What to work on | Starting from the line that contains "Extract the structured", reproduce each line exactly through the end of the material, and include no other lines.

+ + + + +

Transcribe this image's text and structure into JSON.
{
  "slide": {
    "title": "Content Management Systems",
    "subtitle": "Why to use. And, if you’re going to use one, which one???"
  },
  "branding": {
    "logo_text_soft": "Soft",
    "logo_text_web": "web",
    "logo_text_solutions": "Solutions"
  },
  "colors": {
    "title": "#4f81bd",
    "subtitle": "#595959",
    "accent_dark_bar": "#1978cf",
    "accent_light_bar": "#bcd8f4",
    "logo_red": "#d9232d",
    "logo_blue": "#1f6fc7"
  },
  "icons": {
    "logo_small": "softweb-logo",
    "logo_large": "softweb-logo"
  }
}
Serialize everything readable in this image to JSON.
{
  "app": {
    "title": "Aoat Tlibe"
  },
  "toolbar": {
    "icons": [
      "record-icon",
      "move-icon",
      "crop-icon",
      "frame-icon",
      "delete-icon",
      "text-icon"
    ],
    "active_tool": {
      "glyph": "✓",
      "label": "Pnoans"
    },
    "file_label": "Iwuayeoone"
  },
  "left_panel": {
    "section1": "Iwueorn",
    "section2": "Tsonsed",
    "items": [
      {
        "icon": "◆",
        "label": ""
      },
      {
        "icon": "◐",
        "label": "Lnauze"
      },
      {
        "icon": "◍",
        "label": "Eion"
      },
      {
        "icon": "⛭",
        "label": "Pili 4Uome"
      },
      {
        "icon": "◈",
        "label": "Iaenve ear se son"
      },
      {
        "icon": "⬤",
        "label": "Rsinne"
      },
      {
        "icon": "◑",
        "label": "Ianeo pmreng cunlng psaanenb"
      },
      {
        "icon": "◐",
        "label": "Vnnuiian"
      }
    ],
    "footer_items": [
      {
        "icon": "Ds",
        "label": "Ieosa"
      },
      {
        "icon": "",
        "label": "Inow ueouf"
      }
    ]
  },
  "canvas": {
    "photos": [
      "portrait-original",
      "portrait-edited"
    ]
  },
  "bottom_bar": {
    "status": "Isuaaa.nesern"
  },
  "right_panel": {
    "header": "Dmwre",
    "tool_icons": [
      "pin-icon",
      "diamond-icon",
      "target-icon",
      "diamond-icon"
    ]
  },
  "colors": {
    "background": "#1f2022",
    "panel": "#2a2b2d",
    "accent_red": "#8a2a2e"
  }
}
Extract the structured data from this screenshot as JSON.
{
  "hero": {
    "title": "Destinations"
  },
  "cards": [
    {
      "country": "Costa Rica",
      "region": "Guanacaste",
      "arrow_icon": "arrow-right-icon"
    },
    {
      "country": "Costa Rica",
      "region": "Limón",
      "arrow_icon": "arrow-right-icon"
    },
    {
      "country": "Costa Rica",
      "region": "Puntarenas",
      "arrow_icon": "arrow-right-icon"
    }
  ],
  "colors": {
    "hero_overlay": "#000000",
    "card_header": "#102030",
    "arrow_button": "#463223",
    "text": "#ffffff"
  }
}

+ + + + +

Expected answer |
Extract the structured data from this screenshot as JSON.
{
  "hero": {
    "title": "Destinations"
  },
  "cards": [
    {
      "country": "Costa Rica",
      "region": "Guanacaste",
      "arrow_icon": "arrow-right-icon"
    },
    {
      "country": "Costa Rica",
      "region": "Limón",
      "arrow_icon": "arrow-right-icon"
    },
    {
      "country": "Costa Rica",
      "region": "Puntarenas",
      "arrow_icon": "arrow-right-icon"
    }
  ],
  "colors": {
    "hero_overlay": "#000000",
    "card_header": "#102030",
    "arrow_button": "#463223",
    "text": "#ffffff"
  }
}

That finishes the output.